**RECORD EXCERPTS:**
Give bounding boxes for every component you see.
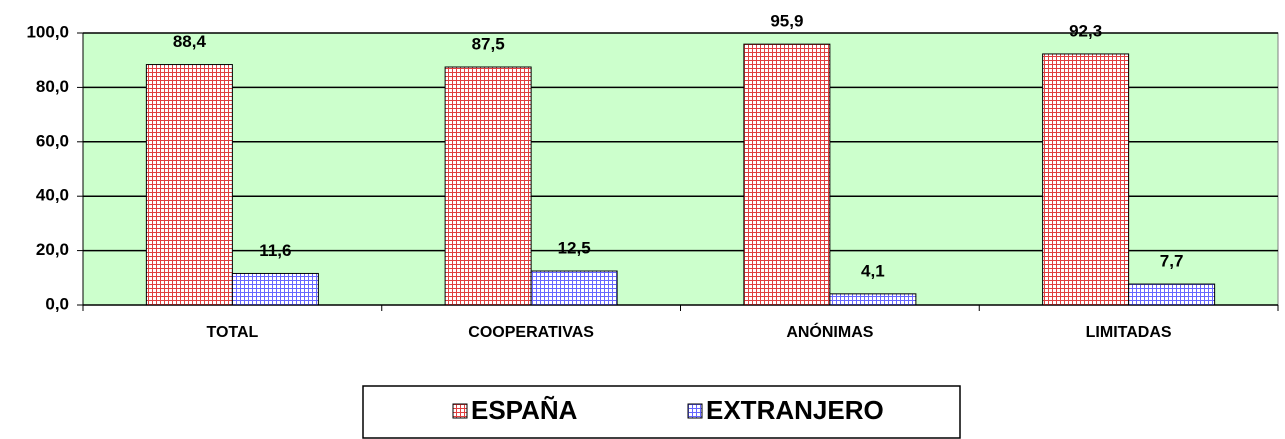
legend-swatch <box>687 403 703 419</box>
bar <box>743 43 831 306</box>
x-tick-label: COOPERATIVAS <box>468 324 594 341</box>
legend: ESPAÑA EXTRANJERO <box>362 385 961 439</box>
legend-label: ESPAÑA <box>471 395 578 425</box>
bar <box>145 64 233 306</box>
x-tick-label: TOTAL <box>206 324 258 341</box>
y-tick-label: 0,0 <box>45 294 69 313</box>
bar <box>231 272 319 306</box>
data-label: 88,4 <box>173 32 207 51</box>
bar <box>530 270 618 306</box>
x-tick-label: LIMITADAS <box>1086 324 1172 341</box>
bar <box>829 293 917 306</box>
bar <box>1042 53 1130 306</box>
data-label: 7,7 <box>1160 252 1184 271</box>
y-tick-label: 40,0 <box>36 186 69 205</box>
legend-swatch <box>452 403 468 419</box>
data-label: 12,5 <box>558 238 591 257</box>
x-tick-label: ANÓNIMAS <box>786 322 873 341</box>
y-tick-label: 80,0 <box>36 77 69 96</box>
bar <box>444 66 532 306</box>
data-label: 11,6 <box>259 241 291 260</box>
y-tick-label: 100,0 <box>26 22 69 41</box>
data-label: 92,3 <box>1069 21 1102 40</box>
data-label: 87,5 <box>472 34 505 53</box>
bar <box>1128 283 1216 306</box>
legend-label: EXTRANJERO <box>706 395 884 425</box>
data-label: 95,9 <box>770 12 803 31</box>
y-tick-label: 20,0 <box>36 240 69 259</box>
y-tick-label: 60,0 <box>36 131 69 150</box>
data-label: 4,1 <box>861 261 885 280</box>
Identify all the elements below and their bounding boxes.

==

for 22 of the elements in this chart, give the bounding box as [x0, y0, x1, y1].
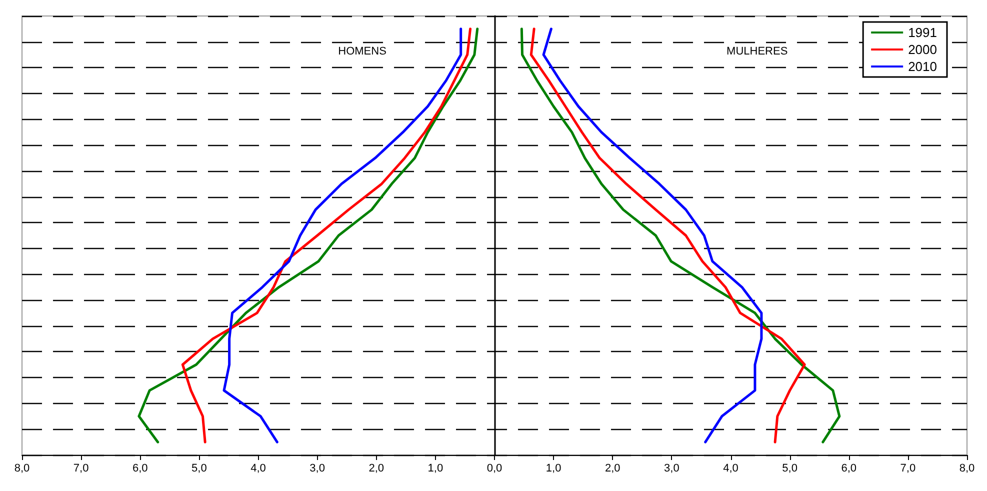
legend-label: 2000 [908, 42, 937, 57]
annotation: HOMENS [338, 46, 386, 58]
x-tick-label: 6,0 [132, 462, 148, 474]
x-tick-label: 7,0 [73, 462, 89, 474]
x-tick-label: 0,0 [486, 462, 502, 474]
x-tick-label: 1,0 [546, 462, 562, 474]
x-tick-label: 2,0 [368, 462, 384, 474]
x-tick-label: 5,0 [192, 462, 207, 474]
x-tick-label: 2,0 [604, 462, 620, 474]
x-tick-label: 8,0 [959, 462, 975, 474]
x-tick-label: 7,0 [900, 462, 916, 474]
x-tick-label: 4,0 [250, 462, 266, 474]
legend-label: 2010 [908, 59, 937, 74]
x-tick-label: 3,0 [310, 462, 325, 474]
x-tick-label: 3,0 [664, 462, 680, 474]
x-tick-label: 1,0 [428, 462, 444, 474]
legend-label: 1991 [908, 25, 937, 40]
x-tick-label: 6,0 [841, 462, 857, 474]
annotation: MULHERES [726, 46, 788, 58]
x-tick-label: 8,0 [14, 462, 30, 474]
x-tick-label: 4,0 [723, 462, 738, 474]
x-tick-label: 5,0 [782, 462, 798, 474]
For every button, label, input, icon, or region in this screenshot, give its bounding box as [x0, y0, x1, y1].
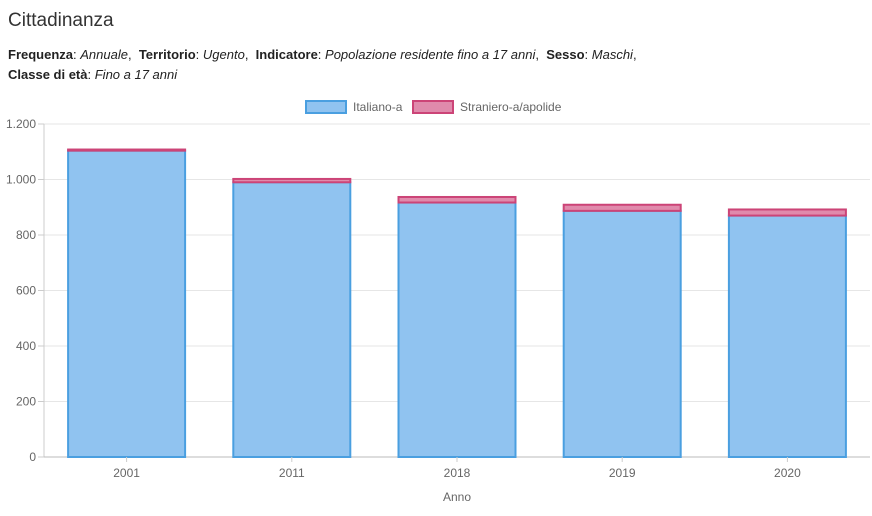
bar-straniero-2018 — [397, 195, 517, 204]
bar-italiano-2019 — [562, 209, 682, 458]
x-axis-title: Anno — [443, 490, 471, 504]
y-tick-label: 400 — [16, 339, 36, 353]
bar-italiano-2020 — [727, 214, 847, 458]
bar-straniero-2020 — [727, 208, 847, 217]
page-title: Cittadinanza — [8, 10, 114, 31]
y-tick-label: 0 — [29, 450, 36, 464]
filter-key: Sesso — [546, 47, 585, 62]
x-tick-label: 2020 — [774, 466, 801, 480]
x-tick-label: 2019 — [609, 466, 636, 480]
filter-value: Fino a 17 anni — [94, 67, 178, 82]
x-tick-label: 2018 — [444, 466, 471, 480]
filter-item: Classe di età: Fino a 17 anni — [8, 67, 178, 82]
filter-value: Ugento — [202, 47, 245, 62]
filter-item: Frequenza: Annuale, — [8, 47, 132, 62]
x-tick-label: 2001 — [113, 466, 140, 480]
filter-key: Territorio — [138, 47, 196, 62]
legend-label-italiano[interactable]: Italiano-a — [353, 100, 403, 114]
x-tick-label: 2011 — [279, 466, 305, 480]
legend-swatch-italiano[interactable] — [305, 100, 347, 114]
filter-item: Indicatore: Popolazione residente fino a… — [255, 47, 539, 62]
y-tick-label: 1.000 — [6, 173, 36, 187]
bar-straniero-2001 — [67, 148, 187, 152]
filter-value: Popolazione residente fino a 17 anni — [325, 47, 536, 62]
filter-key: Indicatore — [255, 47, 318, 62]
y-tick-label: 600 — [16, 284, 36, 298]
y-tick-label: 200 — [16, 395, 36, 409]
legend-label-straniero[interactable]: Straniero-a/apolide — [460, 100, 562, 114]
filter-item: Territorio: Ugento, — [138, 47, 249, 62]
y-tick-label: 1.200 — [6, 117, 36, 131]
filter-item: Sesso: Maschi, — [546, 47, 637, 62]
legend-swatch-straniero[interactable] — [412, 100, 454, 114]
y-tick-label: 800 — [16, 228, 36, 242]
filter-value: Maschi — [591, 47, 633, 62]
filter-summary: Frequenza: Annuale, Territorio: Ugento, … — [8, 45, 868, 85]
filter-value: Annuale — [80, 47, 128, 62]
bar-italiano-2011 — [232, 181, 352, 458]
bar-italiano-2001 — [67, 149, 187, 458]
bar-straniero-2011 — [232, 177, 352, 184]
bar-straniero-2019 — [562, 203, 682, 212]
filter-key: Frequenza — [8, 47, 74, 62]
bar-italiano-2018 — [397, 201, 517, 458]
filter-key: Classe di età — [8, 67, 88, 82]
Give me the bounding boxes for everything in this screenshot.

--

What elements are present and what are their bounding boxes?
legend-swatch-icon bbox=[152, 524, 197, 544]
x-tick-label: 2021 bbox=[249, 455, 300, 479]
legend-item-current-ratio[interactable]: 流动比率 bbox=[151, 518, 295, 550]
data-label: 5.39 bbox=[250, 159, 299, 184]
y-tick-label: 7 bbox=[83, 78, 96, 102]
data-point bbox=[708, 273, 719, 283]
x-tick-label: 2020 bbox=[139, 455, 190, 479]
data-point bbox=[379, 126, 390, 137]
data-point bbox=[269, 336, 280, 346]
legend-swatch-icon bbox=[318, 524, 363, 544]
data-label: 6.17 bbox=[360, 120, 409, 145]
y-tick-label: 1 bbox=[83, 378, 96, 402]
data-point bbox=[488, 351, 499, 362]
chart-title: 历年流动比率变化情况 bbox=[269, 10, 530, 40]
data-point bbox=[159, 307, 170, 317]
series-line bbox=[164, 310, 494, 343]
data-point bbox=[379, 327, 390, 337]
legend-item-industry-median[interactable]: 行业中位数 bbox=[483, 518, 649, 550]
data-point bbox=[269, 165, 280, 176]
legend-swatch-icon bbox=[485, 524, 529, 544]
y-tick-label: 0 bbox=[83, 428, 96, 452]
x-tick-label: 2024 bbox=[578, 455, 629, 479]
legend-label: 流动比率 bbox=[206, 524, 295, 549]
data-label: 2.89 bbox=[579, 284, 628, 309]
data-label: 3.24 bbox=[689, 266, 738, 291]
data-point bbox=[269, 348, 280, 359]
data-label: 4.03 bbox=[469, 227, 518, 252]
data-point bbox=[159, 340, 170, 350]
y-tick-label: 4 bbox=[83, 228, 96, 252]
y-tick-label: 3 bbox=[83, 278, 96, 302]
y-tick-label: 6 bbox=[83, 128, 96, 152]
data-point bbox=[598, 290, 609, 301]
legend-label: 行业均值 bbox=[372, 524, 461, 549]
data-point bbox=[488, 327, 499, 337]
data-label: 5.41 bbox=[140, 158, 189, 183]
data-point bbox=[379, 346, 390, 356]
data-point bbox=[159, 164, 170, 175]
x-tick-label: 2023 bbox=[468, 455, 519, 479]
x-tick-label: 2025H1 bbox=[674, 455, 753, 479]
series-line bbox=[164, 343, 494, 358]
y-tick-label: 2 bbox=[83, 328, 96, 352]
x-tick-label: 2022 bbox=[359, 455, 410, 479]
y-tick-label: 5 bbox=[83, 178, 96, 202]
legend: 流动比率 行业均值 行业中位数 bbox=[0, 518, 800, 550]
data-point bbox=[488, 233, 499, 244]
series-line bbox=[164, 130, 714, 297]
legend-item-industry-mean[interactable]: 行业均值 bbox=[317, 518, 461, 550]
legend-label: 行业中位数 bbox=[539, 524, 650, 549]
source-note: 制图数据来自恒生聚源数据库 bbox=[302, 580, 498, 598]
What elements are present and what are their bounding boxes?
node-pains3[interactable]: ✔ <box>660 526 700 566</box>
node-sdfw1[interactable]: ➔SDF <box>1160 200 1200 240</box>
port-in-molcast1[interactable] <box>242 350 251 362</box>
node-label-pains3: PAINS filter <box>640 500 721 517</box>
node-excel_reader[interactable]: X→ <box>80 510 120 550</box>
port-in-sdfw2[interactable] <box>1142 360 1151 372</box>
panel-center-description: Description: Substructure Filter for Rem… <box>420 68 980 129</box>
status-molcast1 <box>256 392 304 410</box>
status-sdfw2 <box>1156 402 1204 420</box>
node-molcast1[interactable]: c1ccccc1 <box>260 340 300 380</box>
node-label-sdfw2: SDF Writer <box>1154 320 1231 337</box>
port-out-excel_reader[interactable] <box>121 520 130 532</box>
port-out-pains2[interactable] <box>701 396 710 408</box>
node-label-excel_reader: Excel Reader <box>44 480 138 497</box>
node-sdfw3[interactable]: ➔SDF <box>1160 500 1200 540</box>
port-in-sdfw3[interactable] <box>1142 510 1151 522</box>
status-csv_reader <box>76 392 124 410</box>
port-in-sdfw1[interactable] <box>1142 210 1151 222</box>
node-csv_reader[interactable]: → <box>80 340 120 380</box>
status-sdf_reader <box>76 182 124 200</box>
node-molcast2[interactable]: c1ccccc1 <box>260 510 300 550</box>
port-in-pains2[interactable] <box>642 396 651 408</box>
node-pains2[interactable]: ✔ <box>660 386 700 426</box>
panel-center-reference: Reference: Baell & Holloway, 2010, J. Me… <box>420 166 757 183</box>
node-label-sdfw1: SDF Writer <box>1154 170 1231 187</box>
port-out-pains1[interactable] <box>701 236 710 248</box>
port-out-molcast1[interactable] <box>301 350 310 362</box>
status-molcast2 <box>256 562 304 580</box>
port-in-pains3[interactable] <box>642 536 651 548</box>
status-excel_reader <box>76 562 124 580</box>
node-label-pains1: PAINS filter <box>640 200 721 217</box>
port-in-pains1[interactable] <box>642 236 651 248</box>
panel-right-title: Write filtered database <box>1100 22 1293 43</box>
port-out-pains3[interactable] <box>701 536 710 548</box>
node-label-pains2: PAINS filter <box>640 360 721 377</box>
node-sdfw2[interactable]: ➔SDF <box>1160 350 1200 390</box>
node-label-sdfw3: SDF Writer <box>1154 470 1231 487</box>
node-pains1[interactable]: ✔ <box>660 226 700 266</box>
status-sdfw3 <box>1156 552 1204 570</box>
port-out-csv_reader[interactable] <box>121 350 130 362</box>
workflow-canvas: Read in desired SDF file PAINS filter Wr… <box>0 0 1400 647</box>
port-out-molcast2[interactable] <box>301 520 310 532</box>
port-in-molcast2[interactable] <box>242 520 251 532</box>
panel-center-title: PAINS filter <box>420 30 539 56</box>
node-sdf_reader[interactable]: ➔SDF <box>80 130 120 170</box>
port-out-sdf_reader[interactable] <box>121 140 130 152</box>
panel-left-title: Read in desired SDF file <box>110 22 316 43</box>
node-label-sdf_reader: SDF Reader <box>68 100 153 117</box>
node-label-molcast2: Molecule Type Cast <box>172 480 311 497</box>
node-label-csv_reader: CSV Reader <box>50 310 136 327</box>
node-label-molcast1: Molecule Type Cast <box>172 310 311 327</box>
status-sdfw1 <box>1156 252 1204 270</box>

**TASK PROMPT:**
Rewrite the data from the line containing "legend-swatch <box>687 403 703 419</box>" through the line containing "Identify all the", replacing "legend-label" with "legend-text" and leaving everything else unchanged.

**TASK OUTPUT:**
legend-swatch <box>687 403 703 419</box>
bar <box>743 43 831 306</box>
x-tick-label: COOPERATIVAS <box>468 324 594 341</box>
legend: ESPAÑA EXTRANJERO <box>362 385 961 439</box>
legend-text: ESPAÑA <box>471 395 578 425</box>
bar <box>145 64 233 306</box>
x-tick-label: TOTAL <box>206 324 258 341</box>
y-tick-label: 0,0 <box>45 294 69 313</box>
bar <box>231 272 319 306</box>
data-label: 88,4 <box>173 32 207 51</box>
bar <box>530 270 618 306</box>
x-tick-label: LIMITADAS <box>1086 324 1172 341</box>
bar <box>829 293 917 306</box>
bar <box>1042 53 1130 306</box>
data-label: 7,7 <box>1160 252 1184 271</box>
y-tick-label: 40,0 <box>36 186 69 205</box>
legend-swatch <box>452 403 468 419</box>
data-label: 12,5 <box>558 238 591 257</box>
x-tick-label: ANÓNIMAS <box>786 322 873 341</box>
y-tick-label: 80,0 <box>36 77 69 96</box>
bar <box>444 66 532 306</box>
data-label: 11,6 <box>259 241 291 260</box>
y-tick-label: 100,0 <box>26 22 69 41</box>
data-label: 92,3 <box>1069 21 1102 40</box>
data-label: 87,5 <box>472 34 505 53</box>
bar <box>1128 283 1216 306</box>
legend-text: EXTRANJERO <box>706 395 884 425</box>
data-label: 95,9 <box>770 12 803 31</box>
y-tick-label: 20,0 <box>36 240 69 259</box>
y-tick-label: 60,0 <box>36 131 69 150</box>
data-label: 4,1 <box>861 261 885 280</box>
Identify all the elements below and their bounding boxes.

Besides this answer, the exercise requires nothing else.